### What to produce
Make an exact copy of the lines, leaving the pictures out.

### Task input

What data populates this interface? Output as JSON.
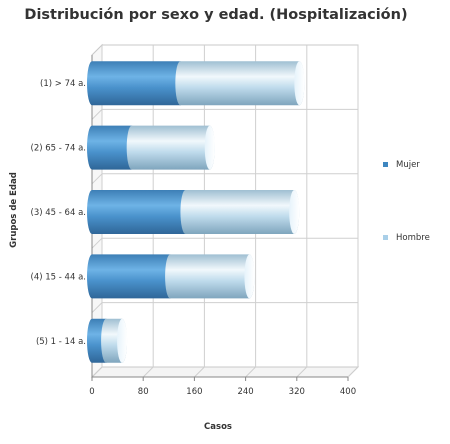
{
  "chart_data": {
    "type": "bar",
    "orientation": "horizontal",
    "stacked": true,
    "style": "3d-cylinder",
    "title": "Distribución por sexo y edad. (Hospitalización)",
    "xlabel": "Casos",
    "ylabel": "Grupos de Edad",
    "categories": [
      "(1) > 74 a.",
      "(2) 65 - 74 a.",
      "(3) 45 - 64 a.",
      "(4) 15 - 44 a.",
      "(5) 1 - 14 a."
    ],
    "xlim": [
      0,
      400
    ],
    "xticks": [
      "0",
      "80",
      "160",
      "240",
      "320",
      "400"
    ],
    "grid": true,
    "legend": "right",
    "series": [
      {
        "name": "Mujer",
        "values": [
          138,
          62,
          146,
          122,
          22
        ],
        "color": "#3d86c0"
      },
      {
        "name": "Hombre",
        "values": [
          186,
          122,
          170,
          124,
          25
        ],
        "color": "#a9cfe8"
      }
    ]
  }
}
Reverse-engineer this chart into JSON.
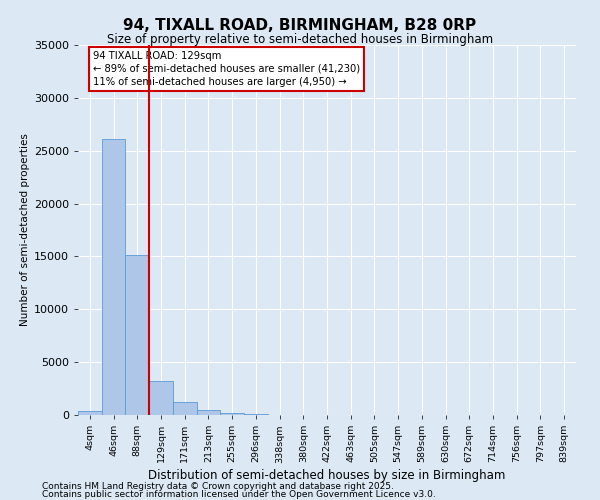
{
  "title": "94, TIXALL ROAD, BIRMINGHAM, B28 0RP",
  "subtitle": "Size of property relative to semi-detached houses in Birmingham",
  "xlabel": "Distribution of semi-detached houses by size in Birmingham",
  "ylabel": "Number of semi-detached properties",
  "bin_labels": [
    "4sqm",
    "46sqm",
    "88sqm",
    "129sqm",
    "171sqm",
    "213sqm",
    "255sqm",
    "296sqm",
    "338sqm",
    "380sqm",
    "422sqm",
    "463sqm",
    "505sqm",
    "547sqm",
    "589sqm",
    "630sqm",
    "672sqm",
    "714sqm",
    "756sqm",
    "797sqm",
    "839sqm"
  ],
  "bar_values": [
    400,
    26100,
    15100,
    3200,
    1200,
    450,
    200,
    50,
    0,
    0,
    0,
    0,
    0,
    0,
    0,
    0,
    0,
    0,
    0,
    0,
    0
  ],
  "bar_color": "#aec6e8",
  "bar_edge_color": "#5b9bd5",
  "annotation_line1": "94 TIXALL ROAD: 129sqm",
  "annotation_line2": "← 89% of semi-detached houses are smaller (41,230)",
  "annotation_line3": "11% of semi-detached houses are larger (4,950) →",
  "annotation_box_color": "#ffffff",
  "annotation_box_edge": "#cc0000",
  "red_line_color": "#cc0000",
  "ylim": [
    0,
    35000
  ],
  "yticks": [
    0,
    5000,
    10000,
    15000,
    20000,
    25000,
    30000,
    35000
  ],
  "bg_color": "#dce9f5",
  "footer1": "Contains HM Land Registry data © Crown copyright and database right 2025.",
  "footer2": "Contains public sector information licensed under the Open Government Licence v3.0."
}
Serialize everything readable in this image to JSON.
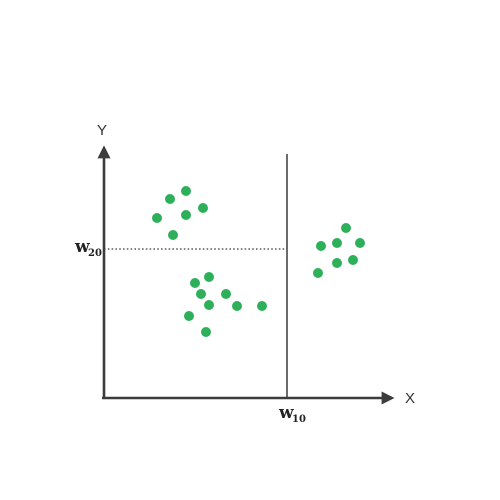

### Written response
What data populates this interface? Output as JSON.
{
  "chart_data": {
    "type": "bar",
    "orientation": "horizontal",
    "stacked": true,
    "style": "3d-cylinder",
    "title": "Distribución por sexo y edad. (Hospitalización)",
    "xlabel": "Casos",
    "ylabel": "Grupos de Edad",
    "categories": [
      "(1) > 74 a.",
      "(2) 65 - 74 a.",
      "(3) 45 - 64 a.",
      "(4) 15 - 44 a.",
      "(5) 1 - 14 a."
    ],
    "xlim": [
      0,
      400
    ],
    "xticks": [
      "0",
      "80",
      "160",
      "240",
      "320",
      "400"
    ],
    "grid": true,
    "legend": "right",
    "series": [
      {
        "name": "Mujer",
        "values": [
          138,
          62,
          146,
          122,
          22
        ],
        "color": "#3d86c0"
      },
      {
        "name": "Hombre",
        "values": [
          186,
          122,
          170,
          124,
          25
        ],
        "color": "#a9cfe8"
      }
    ]
  }
}
Reverse-engineer this chart into JSON.
{
  "title": "94, TIXALL ROAD, BIRMINGHAM, B28 0RP",
  "subtitle": "Size of property relative to semi-detached houses in Birmingham",
  "xlabel": "Distribution of semi-detached houses by size in Birmingham",
  "ylabel": "Number of semi-detached properties",
  "bin_labels": [
    "4sqm",
    "46sqm",
    "88sqm",
    "129sqm",
    "171sqm",
    "213sqm",
    "255sqm",
    "296sqm",
    "338sqm",
    "380sqm",
    "422sqm",
    "463sqm",
    "505sqm",
    "547sqm",
    "589sqm",
    "630sqm",
    "672sqm",
    "714sqm",
    "756sqm",
    "797sqm",
    "839sqm"
  ],
  "bar_values": [
    400,
    26100,
    15100,
    3200,
    1200,
    450,
    200,
    50,
    0,
    0,
    0,
    0,
    0,
    0,
    0,
    0,
    0,
    0,
    0,
    0,
    0
  ],
  "bar_color": "#aec6e8",
  "bar_edge_color": "#5b9bd5",
  "annotation_line1": "94 TIXALL ROAD: 129sqm",
  "annotation_line2": "← 89% of semi-detached houses are smaller (41,230)",
  "annotation_line3": "11% of semi-detached houses are larger (4,950) →",
  "annotation_box_color": "#ffffff",
  "annotation_box_edge": "#cc0000",
  "red_line_color": "#cc0000",
  "ylim": [
    0,
    35000
  ],
  "yticks": [
    0,
    5000,
    10000,
    15000,
    20000,
    25000,
    30000,
    35000
  ],
  "bg_color": "#dce9f5",
  "footer1": "Contains HM Land Registry data © Crown copyright and database right 2025.",
  "footer2": "Contains public sector information licensed under the Open Government Licence v3.0."
}
Serialize everything readable in this image to JSON.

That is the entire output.